Provided data:
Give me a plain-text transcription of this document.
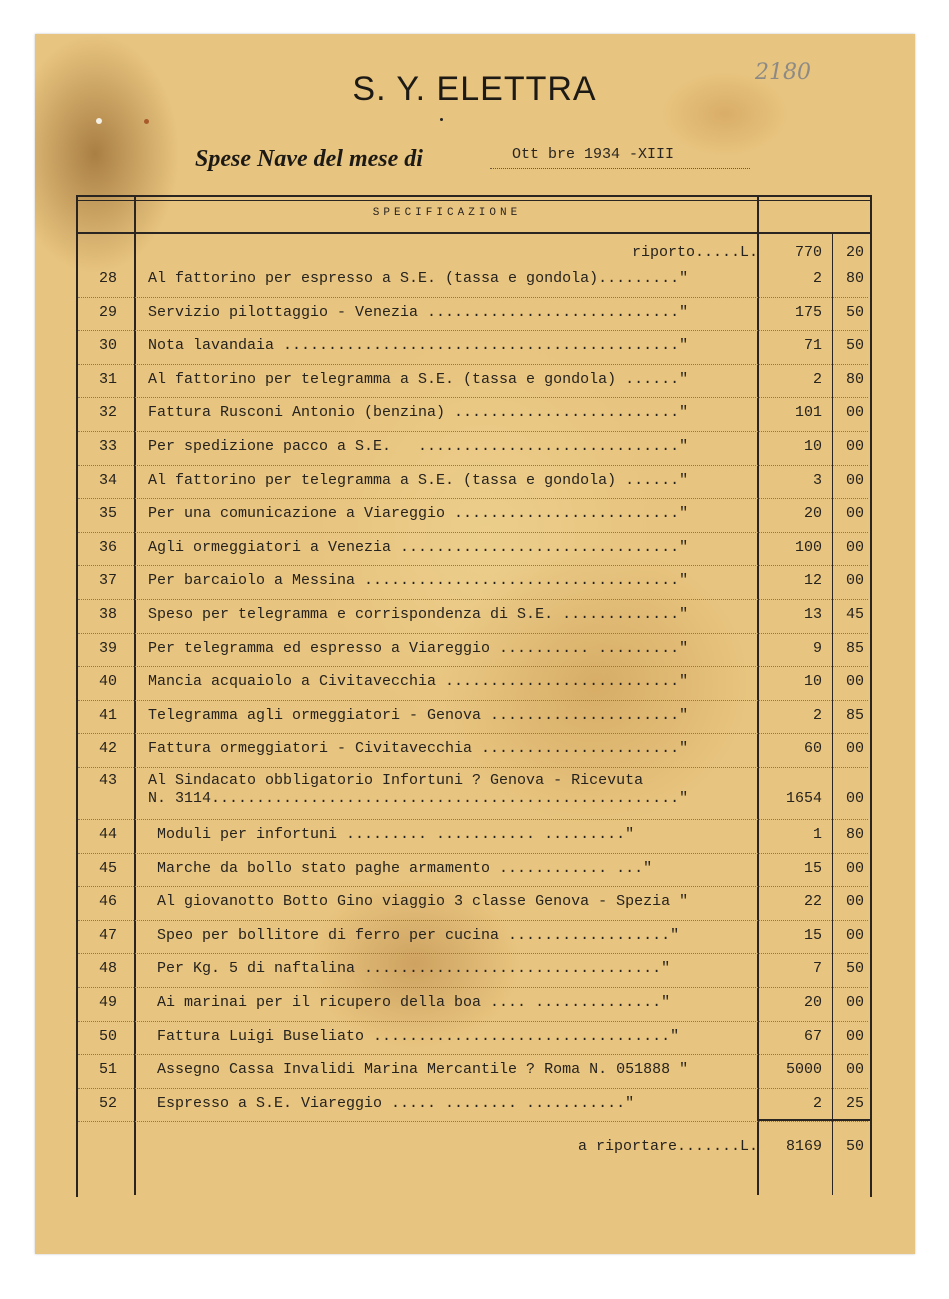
S. Y. ELETTRA	2180
Spese Nave del mese di	Ott bre 1934 -XIII
SPECIFICAZIONE
riporto.....L.	770	20
28	Al fattorino per espresso a S.E. (tassa e gondola)........."	2	80
29	Servizio pilottaggio - Venezia ............................"	175	50
30	Nota lavandaia ............................................"	71	50
31	Al fattorino per telegramma a S.E. (tassa e gondola) ......"	2	80
32	Fattura Rusconi Antonio (benzina) ........................."	101	00
33	Per spedizione pacco a S.E.   ............................."	10	00
34	Al fattorino per telegramma a S.E. (tassa e gondola) ......"	3	00
35	Per una comunicazione a Viareggio ........................."	20	00
36	Agli ormeggiatori a Venezia ..............................."	100	00
37	Per barcaiolo a Messina ..................................."	12	00
38	Speso per telegramma e corrispondenza di S.E. ............."	13	45
39	Per telegramma ed espresso a Viareggio .......... ........."	9	85
40	Mancia acquaiolo a Civitavecchia .........................."	10	00
41	Telegramma agli ormeggiatori - Genova ....................."	2	85
42	Fattura ormeggiatori - Civitavecchia ......................"	60	00
43	Al Sindacato obbligatorio Infortuni ? Genova - Ricevuta
N. 3114...................................................."	1654	00
44	Moduli per infortuni ......... ........... ........."	1	80
45	Marche da bollo stato paghe armamento ............ ..."	15	00
46	Al giovanotto Botto Gino viaggio 3 classe Genova - Spezia "	22	00
47	Speo per bollitore di ferro per cucina .................."	15	00
48	Per Kg. 5 di naftalina ................................."	7	50
49	Ai marinai per il ricupero della boa .... .............."	20	00
50	Fattura Luigi Buseliato ................................."	67	00
51	Assegno Cassa Invalidi Marina Mercantile ? Roma N. 051888 "	5000	00
52	Espresso a S.E. Viareggio ..... ........ ..........."	2	25
a riportare.......L.	8169	50
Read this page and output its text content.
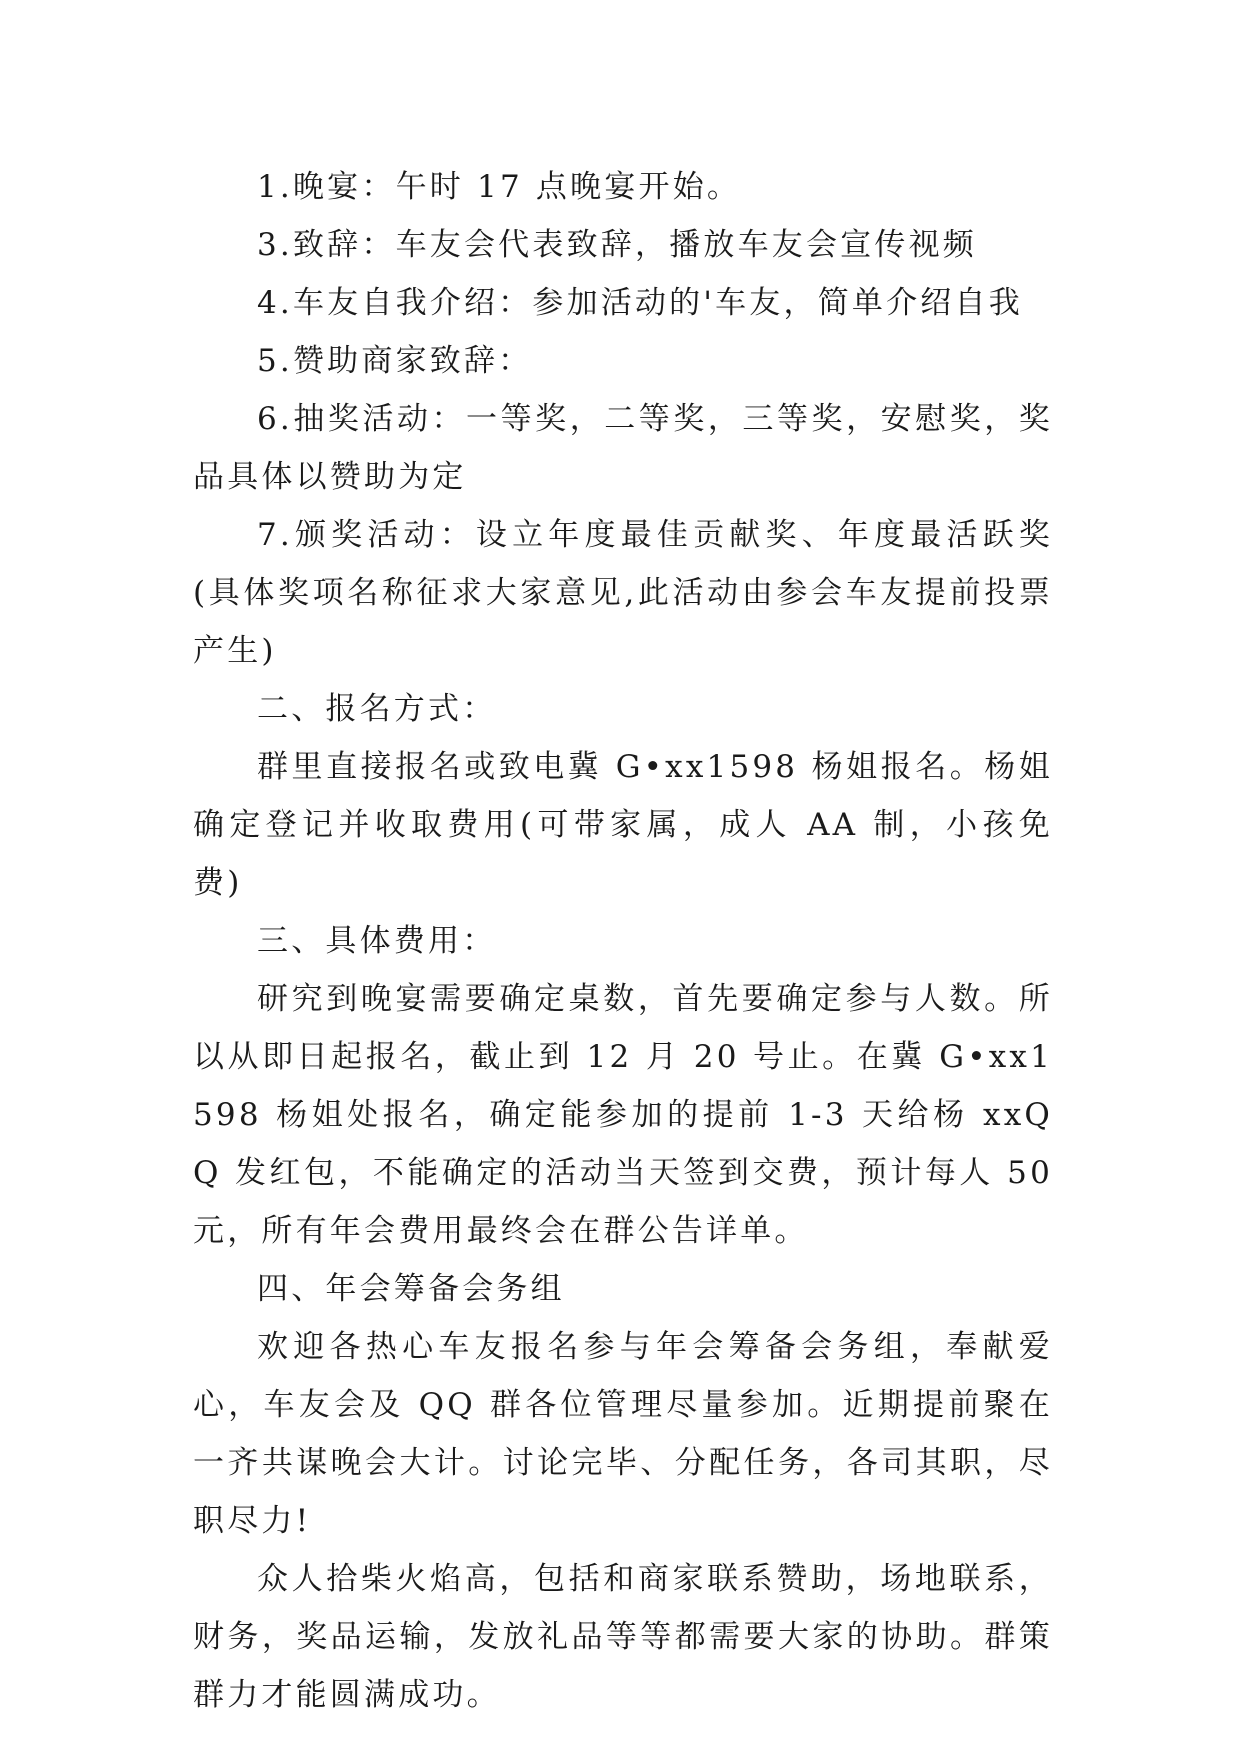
1.晚宴：午时 17 点晚宴开始。

3.致辞：车友会代表致辞，播放车友会宣传视频

4.车友自我介绍：参加活动的'车友，简单介绍自我

5.赞助商家致辞：

6.抽奖活动：一等奖，二等奖，三等奖，安慰奖，奖品具体以赞助为定

7.颁奖活动：设立年度最佳贡献奖、年度最活跃奖(具体奖项名称征求大家意见,此活动由参会车友提前投票产生)

二、报名方式：

群里直接报名或致电冀 G•xx1598 杨姐报名。杨姐确定登记并收取费用(可带家属，成人 AA 制，小孩免费)

三、具体费用：

研究到晚宴需要确定桌数，首先要确定参与人数。所以从即日起报名，截止到 12 月 20 号止。在冀 G•xx1598 杨姐处报名，确定能参加的提前 1-3 天给杨 xxQQ 发红包，不能确定的活动当天签到交费，预计每人 50 元，所有年会费用最终会在群公告详单。

四、年会筹备会务组

欢迎各热心车友报名参与年会筹备会务组，奉献爱心，车友会及 QQ 群各位管理尽量参加。近期提前聚在一齐共谋晚会大计。讨论完毕、分配任务，各司其职，尽职尽力!

众人拾柴火焰高，包括和商家联系赞助，场地联系，财务，奖品运输，发放礼品等等都需要大家的协助。群策群力才能圆满成功。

Given task: Read the data above and pull out each line that holds the string "Venezia".

Problem solution:
29	Servizio pilottaggio - Venezia ............................"	175	50
36	Agli ormeggiatori a Venezia ..............................."	100	00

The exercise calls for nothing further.